Without the pictures, return each record as it appears.

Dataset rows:
────────────────────
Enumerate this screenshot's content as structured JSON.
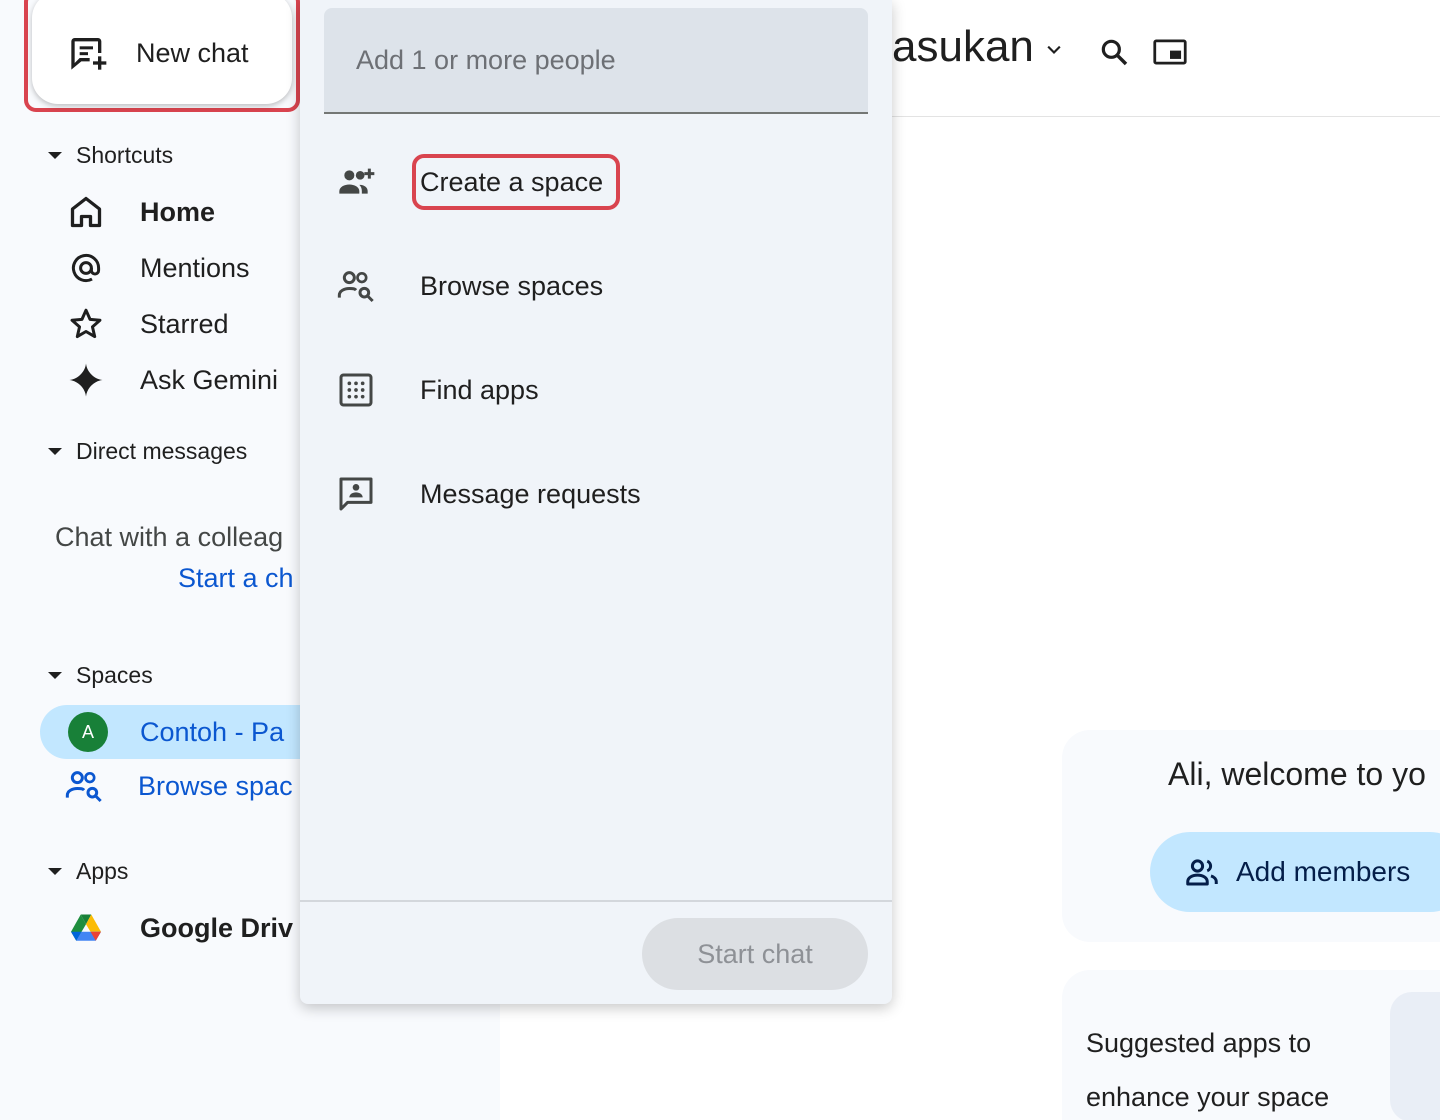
{
  "sidebar": {
    "new_chat_label": "New chat",
    "shortcuts": {
      "header": "Shortcuts",
      "items": [
        {
          "label": "Home",
          "icon": "home-icon",
          "bold": true
        },
        {
          "label": "Mentions",
          "icon": "at-icon"
        },
        {
          "label": "Starred",
          "icon": "star-icon"
        },
        {
          "label": "Ask Gemini",
          "icon": "sparkle-icon"
        }
      ]
    },
    "direct_messages": {
      "header": "Direct messages",
      "empty_text": "Chat with a colleag",
      "start_link": "Start a ch"
    },
    "spaces": {
      "header": "Spaces",
      "active_space": {
        "avatar_letter": "A",
        "label": "Contoh - Pa"
      },
      "browse_label": "Browse spac"
    },
    "apps": {
      "header": "Apps",
      "items": [
        {
          "label": "Google Driv",
          "icon": "google-drive-icon"
        }
      ]
    }
  },
  "main": {
    "title": "asukan",
    "welcome_text": "Ali, welcome to yo",
    "add_members_label": "Add members",
    "suggested_text": "Suggested apps to enhance your space"
  },
  "popup": {
    "people_placeholder": "Add 1 or more people",
    "items": [
      {
        "label": "Create a space",
        "icon": "group-add-icon"
      },
      {
        "label": "Browse spaces",
        "icon": "group-search-icon"
      },
      {
        "label": "Find apps",
        "icon": "apps-grid-icon"
      },
      {
        "label": "Message requests",
        "icon": "message-request-icon"
      }
    ],
    "start_chat_label": "Start chat"
  },
  "colors": {
    "highlight": "#d9444f",
    "accent": "#0b57d0",
    "active_bg": "#c2e7ff",
    "avatar_bg": "#188038"
  }
}
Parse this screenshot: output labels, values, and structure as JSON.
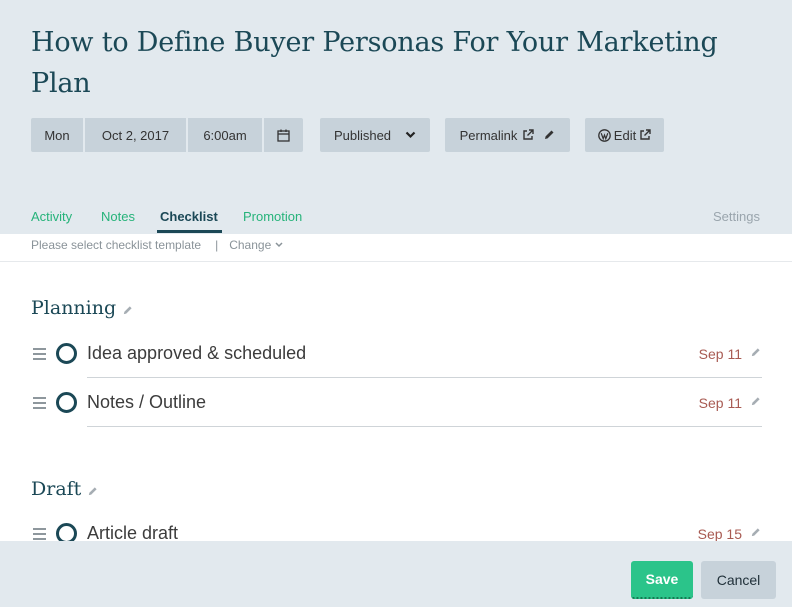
{
  "post": {
    "title": "How to Define Buyer Personas For Your Marketing Plan"
  },
  "schedule": {
    "day": "Mon",
    "date": "Oct 2, 2017",
    "time": "6:00am",
    "status": "Published"
  },
  "links": {
    "permalink_label": "Permalink",
    "edit_label": "Edit"
  },
  "tabs": {
    "items": [
      {
        "label": "Activity"
      },
      {
        "label": "Notes"
      },
      {
        "label": "Checklist",
        "active": true
      },
      {
        "label": "Promotion"
      }
    ],
    "settings_label": "Settings"
  },
  "checklist": {
    "template_prompt": "Please select checklist template",
    "separator": "|",
    "change_label": "Change",
    "sections": [
      {
        "title": "Planning",
        "items": [
          {
            "label": "Idea approved & scheduled",
            "date": "Sep 11"
          },
          {
            "label": "Notes / Outline",
            "date": "Sep 11"
          }
        ]
      },
      {
        "title": "Draft",
        "items": [
          {
            "label": "Article draft",
            "date": "Sep 15"
          }
        ]
      }
    ]
  },
  "footer": {
    "save_label": "Save",
    "cancel_label": "Cancel"
  },
  "colors": {
    "header_bg": "#e2e9ee",
    "title": "#1b4856",
    "tab_accent": "#26b37a",
    "date": "#a85a52",
    "save_button": "#2bc48a"
  },
  "icons": {
    "calendar": "calendar-icon",
    "status_dropdown": "chevron-down-icon",
    "external": "external-link-icon",
    "pencil": "pencil-icon",
    "wordpress": "wordpress-icon",
    "drag": "drag-handle-icon",
    "check": "checkbox-circle-icon"
  }
}
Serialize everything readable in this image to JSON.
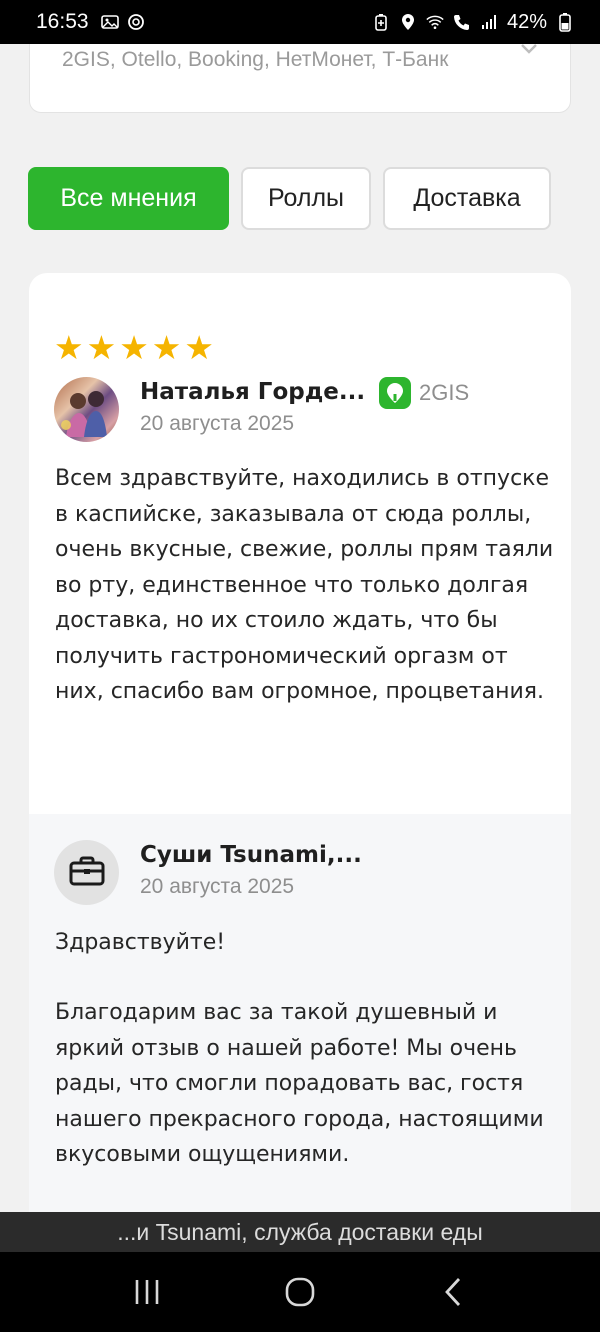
{
  "status_bar": {
    "time": "16:53",
    "battery": "42%",
    "icons_left": [
      "gallery-notification-icon",
      "chat-notification-icon"
    ],
    "icons_right": [
      "battery-saver-icon",
      "location-icon",
      "wifi-icon",
      "call-icon",
      "signal-icon",
      "battery-icon"
    ]
  },
  "sources": {
    "text": "2GIS, Otello, Booking, НетМонет, Т-Банк",
    "icon": "chevron-down-icon"
  },
  "filters": [
    {
      "label": "Все мнения",
      "active": true
    },
    {
      "label": "Роллы",
      "active": false
    },
    {
      "label": "Доставка",
      "active": false
    }
  ],
  "review": {
    "rating": 5,
    "author": "Наталья Горде...",
    "date": "20 августа 2025",
    "source": "2GIS",
    "text": "Всем здравствуйте, находились в отпуске в каспийске, заказывала от сюда роллы, очень вкусные, свежие, роллы прям таяли во рту, единственное что только долгая доставка, но их стоило ждать, что бы получить гастрономический оргазм от них, спасибо вам огромное, процветания."
  },
  "reply": {
    "author": "Суши Tsunami,...",
    "date": "20 августа 2025",
    "greeting": "Здравствуйте!",
    "text": "Благодарим вас за такой душевный и яркий отзыв о нашей работе! Мы очень рады, что смогли порадовать вас, гостя нашего прекрасного города, настоящими вкусовыми ощущениями."
  },
  "bottom_bar": {
    "title": "...и Tsunami, служба доставки еды"
  },
  "colors": {
    "accent": "#2db52e",
    "star": "#f5b400"
  }
}
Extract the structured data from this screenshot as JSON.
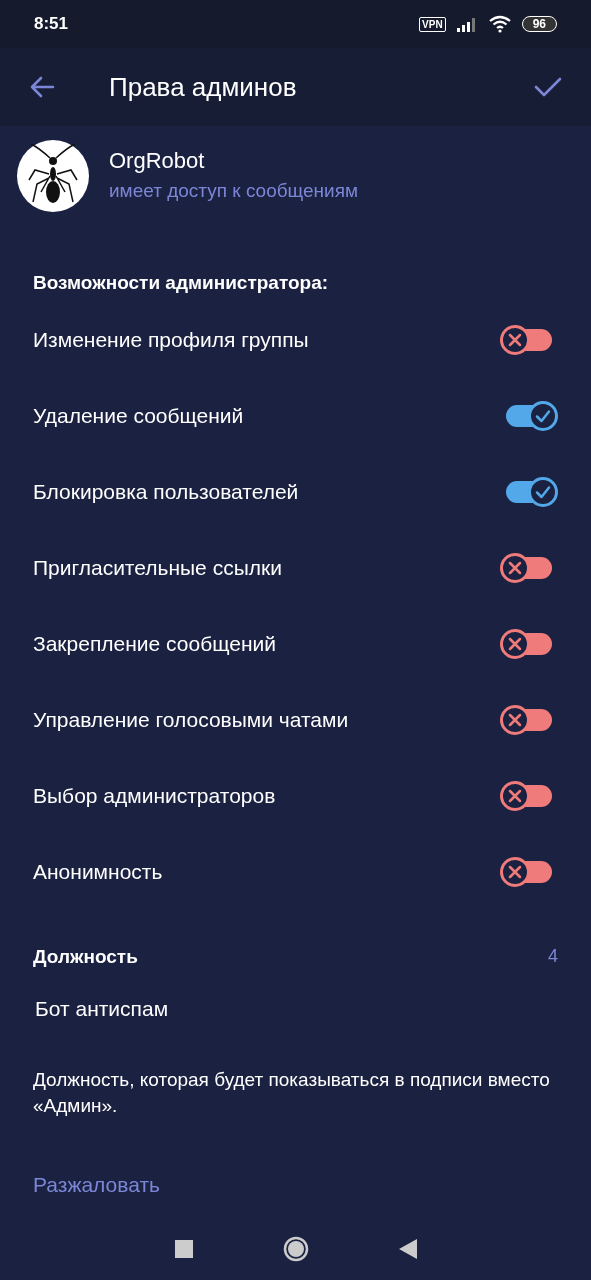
{
  "status_bar": {
    "time": "8:51",
    "vpn": "VPN",
    "battery": "96"
  },
  "header": {
    "title": "Права админов"
  },
  "profile": {
    "name": "OrgRobot",
    "status": "имеет доступ к сообщениям"
  },
  "permissions": {
    "heading": "Возможности администратора:",
    "items": [
      {
        "label": "Изменение профиля группы",
        "on": false
      },
      {
        "label": "Удаление сообщений",
        "on": true
      },
      {
        "label": "Блокировка пользователей",
        "on": true
      },
      {
        "label": "Пригласительные ссылки",
        "on": false
      },
      {
        "label": "Закрепление сообщений",
        "on": false
      },
      {
        "label": "Управление голосовыми чатами",
        "on": false
      },
      {
        "label": "Выбор администраторов",
        "on": false
      },
      {
        "label": "Анонимность",
        "on": false
      }
    ]
  },
  "rank": {
    "heading": "Должность",
    "counter": "4",
    "value": "Бот антиспам",
    "hint": "Должность, которая будет показываться в подписи вместо «Админ»."
  },
  "dismiss": {
    "label": "Разжаловать"
  }
}
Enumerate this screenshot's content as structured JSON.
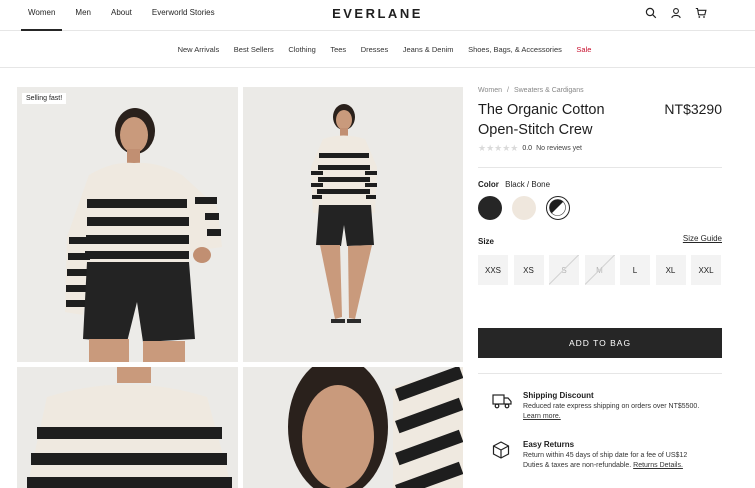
{
  "header": {
    "nav": [
      "Women",
      "Men",
      "About",
      "Everworld Stories"
    ],
    "active_nav": "Women",
    "logo": "EVERLANE",
    "icons": [
      "search-icon",
      "account-icon",
      "cart-icon"
    ]
  },
  "categories": [
    "New Arrivals",
    "Best Sellers",
    "Clothing",
    "Tees",
    "Dresses",
    "Jeans & Denim",
    "Shoes, Bags, & Accessories",
    "Sale"
  ],
  "gallery": {
    "badge": "Selling fast!"
  },
  "product": {
    "breadcrumb": [
      "Women",
      "Sweaters & Cardigans"
    ],
    "breadcrumb_sep": "/",
    "title": "The Organic Cotton Open-Stitch Crew",
    "price": "NT$3290",
    "rating_score": "0.0",
    "reviews": "No reviews yet",
    "color_label": "Color",
    "color_value": "Black / Bone",
    "swatches": [
      {
        "name": "Black",
        "color": "#262626"
      },
      {
        "name": "Bone",
        "color": "#efe7dd"
      },
      {
        "name": "Black / Bone",
        "color": "stripe"
      }
    ],
    "size_label": "Size",
    "size_guide": "Size Guide",
    "sizes": [
      {
        "label": "XXS",
        "available": true
      },
      {
        "label": "XS",
        "available": true
      },
      {
        "label": "S",
        "available": false
      },
      {
        "label": "M",
        "available": false
      },
      {
        "label": "L",
        "available": true
      },
      {
        "label": "XL",
        "available": true
      },
      {
        "label": "XXL",
        "available": true
      }
    ],
    "add_to_bag": "ADD TO BAG"
  },
  "perks": {
    "shipping": {
      "title": "Shipping Discount",
      "desc": "Reduced rate express shipping on orders over NT$5500.",
      "link": "Learn more."
    },
    "returns": {
      "title": "Easy Returns",
      "desc1": "Return within 45 days of ship date for a fee of US$12",
      "desc2": "Duties & taxes are non-refundable.",
      "link": "Returns Details."
    }
  }
}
────────────────────
* _Problem solution_
Enumerate this screenshot's content as structured JSON.
{
  "sidebar": {
    "new_chat_label": "New chat",
    "shortcuts": {
      "header": "Shortcuts",
      "items": [
        {
          "label": "Home",
          "icon": "home-icon",
          "bold": true
        },
        {
          "label": "Mentions",
          "icon": "at-icon"
        },
        {
          "label": "Starred",
          "icon": "star-icon"
        },
        {
          "label": "Ask Gemini",
          "icon": "sparkle-icon"
        }
      ]
    },
    "direct_messages": {
      "header": "Direct messages",
      "empty_text": "Chat with a colleag",
      "start_link": "Start a ch"
    },
    "spaces": {
      "header": "Spaces",
      "active_space": {
        "avatar_letter": "A",
        "label": "Contoh - Pa"
      },
      "browse_label": "Browse spac"
    },
    "apps": {
      "header": "Apps",
      "items": [
        {
          "label": "Google Driv",
          "icon": "google-drive-icon"
        }
      ]
    }
  },
  "main": {
    "title": "asukan",
    "welcome_text": "Ali, welcome to yo",
    "add_members_label": "Add members",
    "suggested_text": "Suggested apps to enhance your space"
  },
  "popup": {
    "people_placeholder": "Add 1 or more people",
    "items": [
      {
        "label": "Create a space",
        "icon": "group-add-icon"
      },
      {
        "label": "Browse spaces",
        "icon": "group-search-icon"
      },
      {
        "label": "Find apps",
        "icon": "apps-grid-icon"
      },
      {
        "label": "Message requests",
        "icon": "message-request-icon"
      }
    ],
    "start_chat_label": "Start chat"
  },
  "colors": {
    "highlight": "#d9444f",
    "accent": "#0b57d0",
    "active_bg": "#c2e7ff",
    "avatar_bg": "#188038"
  }
}
Parse this screenshot: output labels, values, and structure as JSON.
{
  "post": {
    "title": "How to Define Buyer Personas For Your Marketing Plan"
  },
  "schedule": {
    "day": "Mon",
    "date": "Oct 2, 2017",
    "time": "6:00am",
    "status": "Published"
  },
  "links": {
    "permalink_label": "Permalink",
    "edit_label": "Edit"
  },
  "tabs": {
    "items": [
      {
        "label": "Activity"
      },
      {
        "label": "Notes"
      },
      {
        "label": "Checklist",
        "active": true
      },
      {
        "label": "Promotion"
      }
    ],
    "settings_label": "Settings"
  },
  "checklist": {
    "template_prompt": "Please select checklist template",
    "separator": "|",
    "change_label": "Change",
    "sections": [
      {
        "title": "Planning",
        "items": [
          {
            "label": "Idea approved & scheduled",
            "date": "Sep 11"
          },
          {
            "label": "Notes / Outline",
            "date": "Sep 11"
          }
        ]
      },
      {
        "title": "Draft",
        "items": [
          {
            "label": "Article draft",
            "date": "Sep 15"
          }
        ]
      }
    ]
  },
  "footer": {
    "save_label": "Save",
    "cancel_label": "Cancel"
  },
  "colors": {
    "header_bg": "#e2e9ee",
    "title": "#1b4856",
    "tab_accent": "#26b37a",
    "date": "#a85a52",
    "save_button": "#2bc48a"
  },
  "icons": {
    "calendar": "calendar-icon",
    "status_dropdown": "chevron-down-icon",
    "external": "external-link-icon",
    "pencil": "pencil-icon",
    "wordpress": "wordpress-icon",
    "drag": "drag-handle-icon",
    "check": "checkbox-circle-icon"
  }
}
Serialize everything readable in this image to JSON.
{
  "status_bar": {
    "time": "16:53",
    "battery": "42%",
    "icons_left": [
      "gallery-notification-icon",
      "chat-notification-icon"
    ],
    "icons_right": [
      "battery-saver-icon",
      "location-icon",
      "wifi-icon",
      "call-icon",
      "signal-icon",
      "battery-icon"
    ]
  },
  "sources": {
    "text": "2GIS, Otello, Booking, НетМонет, Т-Банк",
    "icon": "chevron-down-icon"
  },
  "filters": [
    {
      "label": "Все мнения",
      "active": true
    },
    {
      "label": "Роллы",
      "active": false
    },
    {
      "label": "Доставка",
      "active": false
    }
  ],
  "review": {
    "rating": 5,
    "author": "Наталья Горде...",
    "date": "20 августа 2025",
    "source": "2GIS",
    "text": "Всем здравствуйте, находились в отпуске в каспийске, заказывала от сюда роллы, очень вкусные, свежие, роллы прям таяли во рту, единственное что только долгая доставка, но их стоило ждать, что бы получить гастрономический оргазм от них, спасибо вам огромное, процветания."
  },
  "reply": {
    "author": "Суши Tsunami,...",
    "date": "20 августа 2025",
    "greeting": "Здравствуйте!",
    "text": "Благодарим вас за такой душевный и яркий отзыв о нашей работе! Мы очень рады, что смогли порадовать вас, гостя нашего прекрасного города, настоящими вкусовыми ощущениями."
  },
  "bottom_bar": {
    "title": "...и Tsunami, служба доставки еды"
  },
  "colors": {
    "accent": "#2db52e",
    "star": "#f5b400"
  }
}
Extract the structured data from this screenshot as JSON.
{
  "status_bar": {
    "time": "8:51",
    "vpn": "VPN",
    "battery": "96"
  },
  "header": {
    "title": "Права админов"
  },
  "profile": {
    "name": "OrgRobot",
    "status": "имеет доступ к сообщениям"
  },
  "permissions": {
    "heading": "Возможности администратора:",
    "items": [
      {
        "label": "Изменение профиля группы",
        "on": false
      },
      {
        "label": "Удаление сообщений",
        "on": true
      },
      {
        "label": "Блокировка пользователей",
        "on": true
      },
      {
        "label": "Пригласительные ссылки",
        "on": false
      },
      {
        "label": "Закрепление сообщений",
        "on": false
      },
      {
        "label": "Управление голосовыми чатами",
        "on": false
      },
      {
        "label": "Выбор администраторов",
        "on": false
      },
      {
        "label": "Анонимность",
        "on": false
      }
    ]
  },
  "rank": {
    "heading": "Должность",
    "counter": "4",
    "value": "Бот антиспам",
    "hint": "Должность, которая будет показываться в подписи вместо «Админ»."
  },
  "dismiss": {
    "label": "Разжаловать"
  }
}
Enumerate this screenshot's content as structured JSON.
{
  "header": {
    "nav": [
      "Women",
      "Men",
      "About",
      "Everworld Stories"
    ],
    "active_nav": "Women",
    "logo": "EVERLANE",
    "icons": [
      "search-icon",
      "account-icon",
      "cart-icon"
    ]
  },
  "categories": [
    "New Arrivals",
    "Best Sellers",
    "Clothing",
    "Tees",
    "Dresses",
    "Jeans & Denim",
    "Shoes, Bags, & Accessories",
    "Sale"
  ],
  "gallery": {
    "badge": "Selling fast!"
  },
  "product": {
    "breadcrumb": [
      "Women",
      "Sweaters & Cardigans"
    ],
    "breadcrumb_sep": "/",
    "title": "The Organic Cotton Open-Stitch Crew",
    "price": "NT$3290",
    "rating_score": "0.0",
    "reviews": "No reviews yet",
    "color_label": "Color",
    "color_value": "Black / Bone",
    "swatches": [
      {
        "name": "Black",
        "color": "#262626"
      },
      {
        "name": "Bone",
        "color": "#efe7dd"
      },
      {
        "name": "Black / Bone",
        "color": "stripe"
      }
    ],
    "size_label": "Size",
    "size_guide": "Size Guide",
    "sizes": [
      {
        "label": "XXS",
        "available": true
      },
      {
        "label": "XS",
        "available": true
      },
      {
        "label": "S",
        "available": false
      },
      {
        "label": "M",
        "available": false
      },
      {
        "label": "L",
        "available": true
      },
      {
        "label": "XL",
        "available": true
      },
      {
        "label": "XXL",
        "available": true
      }
    ],
    "add_to_bag": "ADD TO BAG"
  },
  "perks": {
    "shipping": {
      "title": "Shipping Discount",
      "desc": "Reduced rate express shipping on orders over NT$5500.",
      "link": "Learn more."
    },
    "returns": {
      "title": "Easy Returns",
      "desc1": "Return within 45 days of ship date for a fee of US$12",
      "desc2": "Duties & taxes are non-refundable.",
      "link": "Returns Details."
    }
  }
}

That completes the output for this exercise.